Dataset excerpts:
****************************************
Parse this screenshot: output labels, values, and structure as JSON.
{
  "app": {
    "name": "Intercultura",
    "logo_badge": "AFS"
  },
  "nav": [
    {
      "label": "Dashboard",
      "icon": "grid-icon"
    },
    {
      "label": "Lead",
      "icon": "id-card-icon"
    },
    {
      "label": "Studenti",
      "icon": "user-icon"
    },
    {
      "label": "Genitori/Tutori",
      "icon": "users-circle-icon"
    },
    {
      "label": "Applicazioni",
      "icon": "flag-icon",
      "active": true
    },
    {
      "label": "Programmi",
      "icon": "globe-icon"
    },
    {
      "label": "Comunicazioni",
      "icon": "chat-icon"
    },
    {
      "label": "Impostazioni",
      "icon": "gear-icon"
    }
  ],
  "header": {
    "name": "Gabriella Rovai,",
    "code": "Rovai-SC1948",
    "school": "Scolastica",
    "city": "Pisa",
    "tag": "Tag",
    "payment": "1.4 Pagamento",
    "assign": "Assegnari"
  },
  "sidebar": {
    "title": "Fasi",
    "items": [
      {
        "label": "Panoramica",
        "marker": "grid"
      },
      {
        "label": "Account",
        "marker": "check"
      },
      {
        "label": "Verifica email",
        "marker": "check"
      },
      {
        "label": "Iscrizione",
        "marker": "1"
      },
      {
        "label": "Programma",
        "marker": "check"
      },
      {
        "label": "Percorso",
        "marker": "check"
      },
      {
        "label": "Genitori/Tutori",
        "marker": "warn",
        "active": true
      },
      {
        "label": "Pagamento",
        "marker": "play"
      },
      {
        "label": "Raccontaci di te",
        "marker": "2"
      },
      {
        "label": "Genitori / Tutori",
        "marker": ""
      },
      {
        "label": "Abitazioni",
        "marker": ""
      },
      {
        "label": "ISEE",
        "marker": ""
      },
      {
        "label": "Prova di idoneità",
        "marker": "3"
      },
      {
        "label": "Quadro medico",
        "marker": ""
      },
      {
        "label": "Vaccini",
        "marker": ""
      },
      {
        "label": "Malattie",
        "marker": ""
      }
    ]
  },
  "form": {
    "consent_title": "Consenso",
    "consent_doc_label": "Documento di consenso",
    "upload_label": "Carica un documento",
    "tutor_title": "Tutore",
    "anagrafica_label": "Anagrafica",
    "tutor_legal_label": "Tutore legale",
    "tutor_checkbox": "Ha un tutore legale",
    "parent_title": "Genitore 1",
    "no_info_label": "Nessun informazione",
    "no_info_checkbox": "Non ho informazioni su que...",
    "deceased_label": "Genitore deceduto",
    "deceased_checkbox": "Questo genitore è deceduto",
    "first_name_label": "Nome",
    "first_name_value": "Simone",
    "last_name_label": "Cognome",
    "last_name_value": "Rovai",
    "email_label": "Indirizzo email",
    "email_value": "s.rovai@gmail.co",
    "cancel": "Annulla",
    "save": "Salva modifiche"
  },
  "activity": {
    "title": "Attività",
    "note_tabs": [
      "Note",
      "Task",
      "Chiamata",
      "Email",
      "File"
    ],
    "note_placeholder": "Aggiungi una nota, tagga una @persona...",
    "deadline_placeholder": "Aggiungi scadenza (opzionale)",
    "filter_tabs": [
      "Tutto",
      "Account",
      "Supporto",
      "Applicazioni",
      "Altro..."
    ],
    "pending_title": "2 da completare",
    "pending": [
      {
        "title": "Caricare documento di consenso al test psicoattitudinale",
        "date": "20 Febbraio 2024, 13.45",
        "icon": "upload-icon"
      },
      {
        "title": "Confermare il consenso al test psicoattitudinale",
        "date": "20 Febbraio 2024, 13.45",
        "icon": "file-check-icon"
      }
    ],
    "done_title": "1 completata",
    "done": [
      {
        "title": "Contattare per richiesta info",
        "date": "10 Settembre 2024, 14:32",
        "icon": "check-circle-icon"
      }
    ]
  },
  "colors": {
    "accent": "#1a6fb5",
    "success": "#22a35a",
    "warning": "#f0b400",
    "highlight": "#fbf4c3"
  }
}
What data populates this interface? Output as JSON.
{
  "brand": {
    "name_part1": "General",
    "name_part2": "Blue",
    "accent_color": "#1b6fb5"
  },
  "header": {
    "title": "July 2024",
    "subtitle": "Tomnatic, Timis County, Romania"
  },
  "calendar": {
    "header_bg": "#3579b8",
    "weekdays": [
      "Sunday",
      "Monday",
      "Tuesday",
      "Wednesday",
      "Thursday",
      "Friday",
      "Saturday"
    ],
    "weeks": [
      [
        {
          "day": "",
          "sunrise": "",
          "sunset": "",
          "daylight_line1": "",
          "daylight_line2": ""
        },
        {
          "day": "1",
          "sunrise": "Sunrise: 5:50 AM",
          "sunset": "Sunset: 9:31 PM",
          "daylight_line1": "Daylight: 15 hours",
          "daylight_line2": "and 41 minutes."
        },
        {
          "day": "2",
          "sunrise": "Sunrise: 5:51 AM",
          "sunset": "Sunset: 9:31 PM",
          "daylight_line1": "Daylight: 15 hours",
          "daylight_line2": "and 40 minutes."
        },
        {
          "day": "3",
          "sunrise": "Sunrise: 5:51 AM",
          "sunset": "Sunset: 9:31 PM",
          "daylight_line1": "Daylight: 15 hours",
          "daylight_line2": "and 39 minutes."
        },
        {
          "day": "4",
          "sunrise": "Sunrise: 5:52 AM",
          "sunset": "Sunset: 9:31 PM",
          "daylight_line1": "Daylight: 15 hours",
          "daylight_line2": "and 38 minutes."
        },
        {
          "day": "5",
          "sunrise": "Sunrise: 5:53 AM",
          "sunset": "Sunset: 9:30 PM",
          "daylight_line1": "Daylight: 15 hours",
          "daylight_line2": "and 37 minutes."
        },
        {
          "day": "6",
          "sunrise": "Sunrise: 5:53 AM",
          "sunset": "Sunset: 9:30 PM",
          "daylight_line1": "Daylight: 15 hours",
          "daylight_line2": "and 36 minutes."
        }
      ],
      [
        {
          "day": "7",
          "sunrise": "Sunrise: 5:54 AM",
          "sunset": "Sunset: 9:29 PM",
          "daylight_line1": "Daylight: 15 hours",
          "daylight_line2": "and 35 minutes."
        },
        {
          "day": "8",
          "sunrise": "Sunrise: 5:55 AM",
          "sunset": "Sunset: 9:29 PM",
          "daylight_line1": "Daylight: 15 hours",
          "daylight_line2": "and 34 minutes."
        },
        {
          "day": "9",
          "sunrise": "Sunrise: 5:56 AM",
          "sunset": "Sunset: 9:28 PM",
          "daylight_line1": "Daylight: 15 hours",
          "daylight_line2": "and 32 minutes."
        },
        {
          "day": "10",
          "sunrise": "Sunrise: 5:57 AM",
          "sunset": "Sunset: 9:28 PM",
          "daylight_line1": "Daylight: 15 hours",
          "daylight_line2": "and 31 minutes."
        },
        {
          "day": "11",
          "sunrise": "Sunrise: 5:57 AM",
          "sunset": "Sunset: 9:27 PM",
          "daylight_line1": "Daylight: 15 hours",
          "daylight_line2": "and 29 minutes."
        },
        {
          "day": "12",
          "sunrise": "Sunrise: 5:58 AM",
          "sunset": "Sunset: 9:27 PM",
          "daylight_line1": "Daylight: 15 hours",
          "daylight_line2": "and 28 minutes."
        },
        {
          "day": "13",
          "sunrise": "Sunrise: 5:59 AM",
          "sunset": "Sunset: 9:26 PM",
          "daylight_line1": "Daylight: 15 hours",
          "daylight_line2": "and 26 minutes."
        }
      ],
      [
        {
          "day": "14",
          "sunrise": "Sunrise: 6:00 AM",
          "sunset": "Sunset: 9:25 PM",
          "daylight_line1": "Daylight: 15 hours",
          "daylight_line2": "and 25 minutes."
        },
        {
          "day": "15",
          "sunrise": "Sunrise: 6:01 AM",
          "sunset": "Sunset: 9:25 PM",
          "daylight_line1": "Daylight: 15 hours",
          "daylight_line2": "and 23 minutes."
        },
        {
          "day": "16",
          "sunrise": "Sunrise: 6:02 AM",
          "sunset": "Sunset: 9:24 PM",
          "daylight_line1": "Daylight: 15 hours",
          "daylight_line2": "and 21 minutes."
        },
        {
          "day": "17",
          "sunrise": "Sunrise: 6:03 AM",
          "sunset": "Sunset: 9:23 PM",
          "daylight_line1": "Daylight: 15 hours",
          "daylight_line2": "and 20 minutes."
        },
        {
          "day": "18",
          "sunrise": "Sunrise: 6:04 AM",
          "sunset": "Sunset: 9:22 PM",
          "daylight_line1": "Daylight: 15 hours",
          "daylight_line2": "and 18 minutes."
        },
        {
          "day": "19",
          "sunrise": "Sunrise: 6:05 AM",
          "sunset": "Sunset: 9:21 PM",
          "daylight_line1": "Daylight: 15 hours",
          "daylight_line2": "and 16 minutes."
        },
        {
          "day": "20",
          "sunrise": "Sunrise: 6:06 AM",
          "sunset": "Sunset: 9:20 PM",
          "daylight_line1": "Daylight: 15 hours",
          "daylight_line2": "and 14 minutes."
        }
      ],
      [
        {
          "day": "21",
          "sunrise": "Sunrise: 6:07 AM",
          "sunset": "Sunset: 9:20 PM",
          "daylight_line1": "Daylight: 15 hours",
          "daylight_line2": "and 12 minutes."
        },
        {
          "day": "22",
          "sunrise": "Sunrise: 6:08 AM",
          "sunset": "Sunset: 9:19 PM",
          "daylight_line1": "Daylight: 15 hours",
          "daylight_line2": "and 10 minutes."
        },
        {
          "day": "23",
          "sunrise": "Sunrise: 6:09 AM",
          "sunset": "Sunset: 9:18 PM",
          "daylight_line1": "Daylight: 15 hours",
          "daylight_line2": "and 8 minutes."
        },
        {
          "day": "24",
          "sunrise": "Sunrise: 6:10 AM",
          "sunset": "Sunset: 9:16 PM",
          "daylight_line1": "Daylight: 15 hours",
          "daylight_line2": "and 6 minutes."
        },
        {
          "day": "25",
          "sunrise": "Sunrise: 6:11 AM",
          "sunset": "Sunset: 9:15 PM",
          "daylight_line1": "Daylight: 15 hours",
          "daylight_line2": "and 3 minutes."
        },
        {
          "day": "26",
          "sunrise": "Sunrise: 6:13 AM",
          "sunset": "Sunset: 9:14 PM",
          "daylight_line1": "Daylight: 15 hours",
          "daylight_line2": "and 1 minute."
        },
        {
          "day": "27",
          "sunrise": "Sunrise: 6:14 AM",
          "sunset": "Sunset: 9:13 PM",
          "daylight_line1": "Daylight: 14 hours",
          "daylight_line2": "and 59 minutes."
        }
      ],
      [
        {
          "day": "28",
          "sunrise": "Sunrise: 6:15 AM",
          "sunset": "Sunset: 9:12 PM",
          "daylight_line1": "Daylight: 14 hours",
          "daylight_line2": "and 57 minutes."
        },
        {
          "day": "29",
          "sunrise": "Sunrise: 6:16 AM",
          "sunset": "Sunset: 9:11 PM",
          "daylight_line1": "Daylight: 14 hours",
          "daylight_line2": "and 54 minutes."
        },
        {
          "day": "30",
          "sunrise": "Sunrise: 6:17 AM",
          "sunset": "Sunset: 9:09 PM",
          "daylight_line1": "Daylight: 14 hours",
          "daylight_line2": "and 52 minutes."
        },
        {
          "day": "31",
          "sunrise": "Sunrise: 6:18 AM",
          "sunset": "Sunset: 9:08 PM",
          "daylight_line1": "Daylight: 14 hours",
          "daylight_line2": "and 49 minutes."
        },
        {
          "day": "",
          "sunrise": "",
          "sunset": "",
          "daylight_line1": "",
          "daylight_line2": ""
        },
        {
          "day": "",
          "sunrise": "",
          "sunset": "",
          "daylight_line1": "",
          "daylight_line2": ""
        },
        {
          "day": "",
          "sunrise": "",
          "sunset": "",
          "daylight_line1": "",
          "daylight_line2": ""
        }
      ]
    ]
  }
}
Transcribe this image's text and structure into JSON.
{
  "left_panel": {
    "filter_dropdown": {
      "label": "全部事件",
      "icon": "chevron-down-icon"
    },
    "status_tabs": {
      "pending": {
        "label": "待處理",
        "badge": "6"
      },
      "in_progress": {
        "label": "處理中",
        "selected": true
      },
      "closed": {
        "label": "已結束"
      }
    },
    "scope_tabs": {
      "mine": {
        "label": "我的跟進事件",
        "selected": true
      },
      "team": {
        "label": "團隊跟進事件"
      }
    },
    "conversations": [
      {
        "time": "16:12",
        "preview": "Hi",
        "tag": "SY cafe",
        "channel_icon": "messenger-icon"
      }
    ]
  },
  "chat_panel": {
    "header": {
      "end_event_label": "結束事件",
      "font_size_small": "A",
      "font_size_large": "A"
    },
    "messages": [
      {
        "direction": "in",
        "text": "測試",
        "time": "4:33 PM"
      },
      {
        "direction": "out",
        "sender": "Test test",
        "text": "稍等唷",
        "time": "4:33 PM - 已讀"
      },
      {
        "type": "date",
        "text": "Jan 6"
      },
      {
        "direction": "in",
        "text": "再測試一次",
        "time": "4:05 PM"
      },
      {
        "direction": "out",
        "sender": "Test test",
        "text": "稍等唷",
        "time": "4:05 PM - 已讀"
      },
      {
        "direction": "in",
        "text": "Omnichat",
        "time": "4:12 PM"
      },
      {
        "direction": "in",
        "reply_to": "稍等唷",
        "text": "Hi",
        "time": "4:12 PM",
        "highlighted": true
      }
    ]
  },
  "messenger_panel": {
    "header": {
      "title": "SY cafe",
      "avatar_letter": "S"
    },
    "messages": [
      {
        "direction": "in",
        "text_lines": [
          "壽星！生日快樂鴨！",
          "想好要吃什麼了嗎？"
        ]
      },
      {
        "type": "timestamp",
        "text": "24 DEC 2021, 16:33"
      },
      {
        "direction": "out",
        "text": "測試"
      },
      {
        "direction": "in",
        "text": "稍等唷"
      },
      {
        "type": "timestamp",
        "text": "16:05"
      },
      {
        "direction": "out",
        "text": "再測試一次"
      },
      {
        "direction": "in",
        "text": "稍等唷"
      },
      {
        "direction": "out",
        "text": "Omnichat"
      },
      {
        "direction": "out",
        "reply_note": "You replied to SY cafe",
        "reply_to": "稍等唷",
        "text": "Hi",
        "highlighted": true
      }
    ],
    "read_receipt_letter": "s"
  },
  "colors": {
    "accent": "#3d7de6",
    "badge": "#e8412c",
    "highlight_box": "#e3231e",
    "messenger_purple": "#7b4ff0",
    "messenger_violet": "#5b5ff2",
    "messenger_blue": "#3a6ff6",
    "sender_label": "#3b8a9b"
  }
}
****************************************
Given exercise:
Which lines contain the word "Tutori"? Copy each one.

Answer:
      "label": "Genitori/Tutori",
        "label": "Genitori/Tutori",
        "label": "Genitori / Tutori",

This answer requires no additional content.